▶ **SHORT EXERCISE**: Pull every line containing "beyond" out of the material below.

▬▬▬

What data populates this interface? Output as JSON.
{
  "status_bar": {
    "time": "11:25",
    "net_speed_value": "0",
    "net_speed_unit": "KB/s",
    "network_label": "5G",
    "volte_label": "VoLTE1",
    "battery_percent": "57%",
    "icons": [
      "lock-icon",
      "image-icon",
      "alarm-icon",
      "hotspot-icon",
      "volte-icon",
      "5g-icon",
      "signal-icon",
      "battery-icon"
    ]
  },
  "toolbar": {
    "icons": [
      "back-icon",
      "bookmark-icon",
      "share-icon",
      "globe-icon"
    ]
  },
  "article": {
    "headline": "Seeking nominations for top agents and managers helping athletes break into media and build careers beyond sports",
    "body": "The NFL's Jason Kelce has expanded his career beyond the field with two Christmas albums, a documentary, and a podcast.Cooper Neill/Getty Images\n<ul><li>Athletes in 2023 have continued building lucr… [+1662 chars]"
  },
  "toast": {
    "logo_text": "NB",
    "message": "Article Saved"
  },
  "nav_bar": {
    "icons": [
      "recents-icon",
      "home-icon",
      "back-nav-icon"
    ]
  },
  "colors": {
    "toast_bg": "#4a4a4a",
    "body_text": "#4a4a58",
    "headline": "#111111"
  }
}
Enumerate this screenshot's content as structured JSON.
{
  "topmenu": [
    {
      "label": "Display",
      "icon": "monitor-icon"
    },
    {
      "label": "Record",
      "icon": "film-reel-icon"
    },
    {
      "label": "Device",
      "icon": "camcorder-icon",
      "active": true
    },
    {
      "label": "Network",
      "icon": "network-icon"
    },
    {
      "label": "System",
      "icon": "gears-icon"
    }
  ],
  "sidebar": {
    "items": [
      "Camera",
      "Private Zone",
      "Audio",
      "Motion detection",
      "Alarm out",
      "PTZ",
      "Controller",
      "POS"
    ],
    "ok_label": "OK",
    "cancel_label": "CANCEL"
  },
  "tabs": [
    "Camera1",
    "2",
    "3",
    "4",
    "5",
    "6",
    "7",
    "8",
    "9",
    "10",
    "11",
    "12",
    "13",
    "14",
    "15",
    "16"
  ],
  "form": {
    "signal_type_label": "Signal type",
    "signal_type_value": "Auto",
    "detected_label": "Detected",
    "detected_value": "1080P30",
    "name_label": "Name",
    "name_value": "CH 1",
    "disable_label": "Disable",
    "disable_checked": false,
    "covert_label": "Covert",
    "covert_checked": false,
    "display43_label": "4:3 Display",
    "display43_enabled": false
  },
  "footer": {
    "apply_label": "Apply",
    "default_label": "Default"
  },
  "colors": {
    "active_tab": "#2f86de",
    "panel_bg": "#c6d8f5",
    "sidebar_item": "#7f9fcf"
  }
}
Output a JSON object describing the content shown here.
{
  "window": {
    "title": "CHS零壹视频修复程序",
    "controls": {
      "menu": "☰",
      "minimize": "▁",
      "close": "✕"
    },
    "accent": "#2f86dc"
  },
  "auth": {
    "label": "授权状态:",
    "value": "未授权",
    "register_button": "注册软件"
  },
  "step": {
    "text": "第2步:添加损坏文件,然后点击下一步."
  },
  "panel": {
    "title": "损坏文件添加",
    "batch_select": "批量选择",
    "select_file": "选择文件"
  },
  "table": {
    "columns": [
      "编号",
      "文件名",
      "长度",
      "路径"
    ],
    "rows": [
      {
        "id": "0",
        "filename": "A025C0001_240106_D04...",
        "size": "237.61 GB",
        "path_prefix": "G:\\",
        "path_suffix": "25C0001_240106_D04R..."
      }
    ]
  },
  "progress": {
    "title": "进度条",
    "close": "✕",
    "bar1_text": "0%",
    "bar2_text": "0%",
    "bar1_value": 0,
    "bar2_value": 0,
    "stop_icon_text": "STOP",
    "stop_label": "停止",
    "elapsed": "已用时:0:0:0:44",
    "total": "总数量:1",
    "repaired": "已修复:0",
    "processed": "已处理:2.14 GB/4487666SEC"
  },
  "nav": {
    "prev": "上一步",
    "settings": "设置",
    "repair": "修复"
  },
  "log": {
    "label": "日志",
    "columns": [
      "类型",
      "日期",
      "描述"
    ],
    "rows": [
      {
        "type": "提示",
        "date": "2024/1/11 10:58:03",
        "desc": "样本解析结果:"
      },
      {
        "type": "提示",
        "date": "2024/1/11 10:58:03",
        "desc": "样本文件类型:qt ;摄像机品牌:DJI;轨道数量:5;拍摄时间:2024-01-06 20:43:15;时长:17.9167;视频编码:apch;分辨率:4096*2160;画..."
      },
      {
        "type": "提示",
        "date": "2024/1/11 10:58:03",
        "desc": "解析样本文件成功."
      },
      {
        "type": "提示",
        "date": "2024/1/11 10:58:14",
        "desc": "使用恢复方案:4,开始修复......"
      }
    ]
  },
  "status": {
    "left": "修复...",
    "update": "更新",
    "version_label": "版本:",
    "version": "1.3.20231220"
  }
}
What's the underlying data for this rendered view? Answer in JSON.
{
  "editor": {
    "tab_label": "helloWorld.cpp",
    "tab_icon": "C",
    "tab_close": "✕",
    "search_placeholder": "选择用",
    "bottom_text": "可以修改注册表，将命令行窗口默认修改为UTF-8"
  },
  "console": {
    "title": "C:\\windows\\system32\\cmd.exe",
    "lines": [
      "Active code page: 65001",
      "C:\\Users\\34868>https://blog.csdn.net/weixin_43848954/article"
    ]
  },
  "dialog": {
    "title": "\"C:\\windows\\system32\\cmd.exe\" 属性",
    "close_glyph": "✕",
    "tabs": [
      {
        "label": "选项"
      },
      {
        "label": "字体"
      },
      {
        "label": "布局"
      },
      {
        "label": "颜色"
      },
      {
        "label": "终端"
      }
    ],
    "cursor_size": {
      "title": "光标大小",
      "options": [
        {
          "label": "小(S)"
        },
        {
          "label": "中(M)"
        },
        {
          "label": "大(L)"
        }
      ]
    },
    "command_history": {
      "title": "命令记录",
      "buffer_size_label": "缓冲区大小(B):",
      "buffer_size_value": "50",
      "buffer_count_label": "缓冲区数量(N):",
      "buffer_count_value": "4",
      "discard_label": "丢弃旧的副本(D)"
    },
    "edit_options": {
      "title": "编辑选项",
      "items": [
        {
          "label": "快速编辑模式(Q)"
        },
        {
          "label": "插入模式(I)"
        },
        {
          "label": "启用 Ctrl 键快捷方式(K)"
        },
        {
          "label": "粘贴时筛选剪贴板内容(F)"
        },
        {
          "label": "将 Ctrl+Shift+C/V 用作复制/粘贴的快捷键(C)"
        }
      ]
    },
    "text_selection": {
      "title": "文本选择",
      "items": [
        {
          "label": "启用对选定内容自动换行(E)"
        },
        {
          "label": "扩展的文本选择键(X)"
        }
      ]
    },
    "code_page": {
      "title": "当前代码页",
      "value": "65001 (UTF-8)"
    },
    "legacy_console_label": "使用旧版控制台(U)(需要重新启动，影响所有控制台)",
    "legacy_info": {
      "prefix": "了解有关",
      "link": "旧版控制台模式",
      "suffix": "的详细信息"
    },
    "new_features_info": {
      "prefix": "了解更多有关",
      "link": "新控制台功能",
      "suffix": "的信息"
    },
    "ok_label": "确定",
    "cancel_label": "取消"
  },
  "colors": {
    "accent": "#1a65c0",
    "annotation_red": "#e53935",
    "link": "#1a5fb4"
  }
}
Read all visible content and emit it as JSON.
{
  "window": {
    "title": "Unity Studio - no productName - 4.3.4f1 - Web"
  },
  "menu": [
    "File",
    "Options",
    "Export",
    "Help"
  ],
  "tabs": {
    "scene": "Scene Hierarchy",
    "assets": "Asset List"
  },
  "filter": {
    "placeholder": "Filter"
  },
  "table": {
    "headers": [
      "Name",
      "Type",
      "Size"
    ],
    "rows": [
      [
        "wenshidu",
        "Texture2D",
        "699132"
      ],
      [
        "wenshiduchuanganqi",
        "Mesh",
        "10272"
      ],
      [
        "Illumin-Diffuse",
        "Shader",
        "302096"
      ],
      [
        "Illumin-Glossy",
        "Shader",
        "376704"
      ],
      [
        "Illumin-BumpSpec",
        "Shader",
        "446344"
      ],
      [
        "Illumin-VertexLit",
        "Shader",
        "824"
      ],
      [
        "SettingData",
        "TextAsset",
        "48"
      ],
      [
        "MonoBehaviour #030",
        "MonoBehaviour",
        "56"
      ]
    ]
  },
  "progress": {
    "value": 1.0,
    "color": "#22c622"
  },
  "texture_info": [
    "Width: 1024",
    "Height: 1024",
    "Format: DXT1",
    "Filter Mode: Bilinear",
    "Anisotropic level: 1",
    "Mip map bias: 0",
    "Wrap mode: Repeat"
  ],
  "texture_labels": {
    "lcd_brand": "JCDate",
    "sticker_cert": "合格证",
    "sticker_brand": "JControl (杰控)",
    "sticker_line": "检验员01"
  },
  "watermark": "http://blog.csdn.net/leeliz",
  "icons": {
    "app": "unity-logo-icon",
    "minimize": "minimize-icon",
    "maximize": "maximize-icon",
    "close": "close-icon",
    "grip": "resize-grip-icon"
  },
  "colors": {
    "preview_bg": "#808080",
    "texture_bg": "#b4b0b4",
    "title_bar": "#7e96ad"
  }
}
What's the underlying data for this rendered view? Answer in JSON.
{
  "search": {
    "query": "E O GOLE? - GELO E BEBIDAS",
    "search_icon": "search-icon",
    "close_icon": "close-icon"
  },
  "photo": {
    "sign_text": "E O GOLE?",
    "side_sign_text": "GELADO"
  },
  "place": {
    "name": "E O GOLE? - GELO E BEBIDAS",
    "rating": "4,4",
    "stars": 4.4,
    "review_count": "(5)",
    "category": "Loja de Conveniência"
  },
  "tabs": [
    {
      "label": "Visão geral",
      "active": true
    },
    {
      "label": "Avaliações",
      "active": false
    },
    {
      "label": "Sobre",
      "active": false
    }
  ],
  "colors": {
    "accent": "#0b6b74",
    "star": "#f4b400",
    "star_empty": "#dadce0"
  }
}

▬▬▬

▶ **REPLY TO THE TASK**:
    "headline": "Seeking nominations for top agents and managers helping athletes break into media and build careers beyond sports",
    "body": "The NFL's Jason Kelce has expanded his career beyond the field with two Christmas albums, a documentary, and a podcast.Cooper Neill/Getty Images\n<ul><li>Athletes in 2023 have continued building lucr… [+1662 chars]"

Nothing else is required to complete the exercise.